* Work to complete *
Copy out all the entries exactly.
-*-*-
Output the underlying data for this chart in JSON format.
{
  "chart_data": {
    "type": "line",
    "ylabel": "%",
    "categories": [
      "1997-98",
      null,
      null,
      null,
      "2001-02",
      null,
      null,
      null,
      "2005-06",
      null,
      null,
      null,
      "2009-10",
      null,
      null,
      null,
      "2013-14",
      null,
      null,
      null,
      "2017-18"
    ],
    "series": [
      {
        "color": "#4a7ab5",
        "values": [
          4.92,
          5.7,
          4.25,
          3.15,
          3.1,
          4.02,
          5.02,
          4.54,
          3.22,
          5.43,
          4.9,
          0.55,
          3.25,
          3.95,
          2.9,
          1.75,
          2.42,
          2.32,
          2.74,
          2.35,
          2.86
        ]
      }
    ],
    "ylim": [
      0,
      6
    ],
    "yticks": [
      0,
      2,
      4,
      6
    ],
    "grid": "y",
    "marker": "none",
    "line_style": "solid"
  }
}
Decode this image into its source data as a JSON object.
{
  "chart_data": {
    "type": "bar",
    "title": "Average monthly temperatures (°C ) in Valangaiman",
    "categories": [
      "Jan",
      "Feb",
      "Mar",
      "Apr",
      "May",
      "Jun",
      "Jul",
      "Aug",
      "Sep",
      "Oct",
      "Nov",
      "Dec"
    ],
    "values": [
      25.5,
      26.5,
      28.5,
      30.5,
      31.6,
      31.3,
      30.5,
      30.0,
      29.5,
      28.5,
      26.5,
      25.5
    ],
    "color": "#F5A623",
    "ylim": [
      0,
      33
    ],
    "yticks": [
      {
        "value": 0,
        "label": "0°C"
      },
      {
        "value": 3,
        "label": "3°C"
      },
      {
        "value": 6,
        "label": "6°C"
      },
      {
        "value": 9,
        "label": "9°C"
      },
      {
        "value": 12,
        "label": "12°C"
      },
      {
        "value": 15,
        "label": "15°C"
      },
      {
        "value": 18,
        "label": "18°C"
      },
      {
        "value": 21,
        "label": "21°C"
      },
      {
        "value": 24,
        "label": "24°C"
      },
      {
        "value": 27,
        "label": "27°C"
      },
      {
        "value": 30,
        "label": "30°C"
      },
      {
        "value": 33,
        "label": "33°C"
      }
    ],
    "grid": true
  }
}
-*-*-
* Reply *
Output the underlying data for this chart in JSON format.
{
  "chart_data": {
    "type": "line",
    "ylabel": "%",
    "categories": [
      "1997-98",
      null,
      null,
      null,
      "2001-02",
      null,
      null,
      null,
      "2005-06",
      null,
      null,
      null,
      "2009-10",
      null,
      null,
      null,
      "2013-14",
      null,
      null,
      null,
      "2017-18"
    ],
    "series": [
      {
        "color": "#4a7ab5",
        "values": [
          4.92,
          5.7,
          4.25,
          3.15,
          3.1,
          4.02,
          5.02,
          4.54,
          3.22,
          5.43,
          4.9,
          0.55,
          3.25,
          3.95,
          2.9,
          1.75,
          2.42,
          2.32,
          2.74,
          2.35,
          2.86
        ]
      }
    ],
    "ylim": [
      0,
      6
    ],
    "yticks": [
      0,
      2,
      4,
      6
    ],
    "grid": "y",
    "marker": "none",
    "line_style": "solid"
  }
}
Decode this image into its source data as a JSON object.
{
  "chart_data": {
    "type": "bar",
    "title": "Average monthly temperatures (°C ) in Valangaiman",
    "categories": [
      "Jan",
      "Feb",
      "Mar",
      "Apr",
      "May",
      "Jun",
      "Jul",
      "Aug",
      "Sep",
      "Oct",
      "Nov",
      "Dec"
    ],
    "values": [
      25.5,
      26.5,
      28.5,
      30.5,
      31.6,
      31.3,
      30.5,
      30.0,
      29.5,
      28.5,
      26.5,
      25.5
    ],
    "color": "#F5A623",
    "ylim": [
      0,
      33
    ],
    "yticks": [
      {
        "value": 0,
        "label": "0°C"
      },
      {
        "value": 3,
        "label": "3°C"
      },
      {
        "value": 6,
        "label": "6°C"
      },
      {
        "value": 9,
        "label": "9°C"
      },
      {
        "value": 12,
        "label": "12°C"
      },
      {
        "value": 15,
        "label": "15°C"
      },
      {
        "value": 18,
        "label": "18°C"
      },
      {
        "value": 21,
        "label": "21°C"
      },
      {
        "value": 24,
        "label": "24°C"
      },
      {
        "value": 27,
        "label": "27°C"
      },
      {
        "value": 30,
        "label": "30°C"
      },
      {
        "value": 33,
        "label": "33°C"
      }
    ],
    "grid": true
  }
}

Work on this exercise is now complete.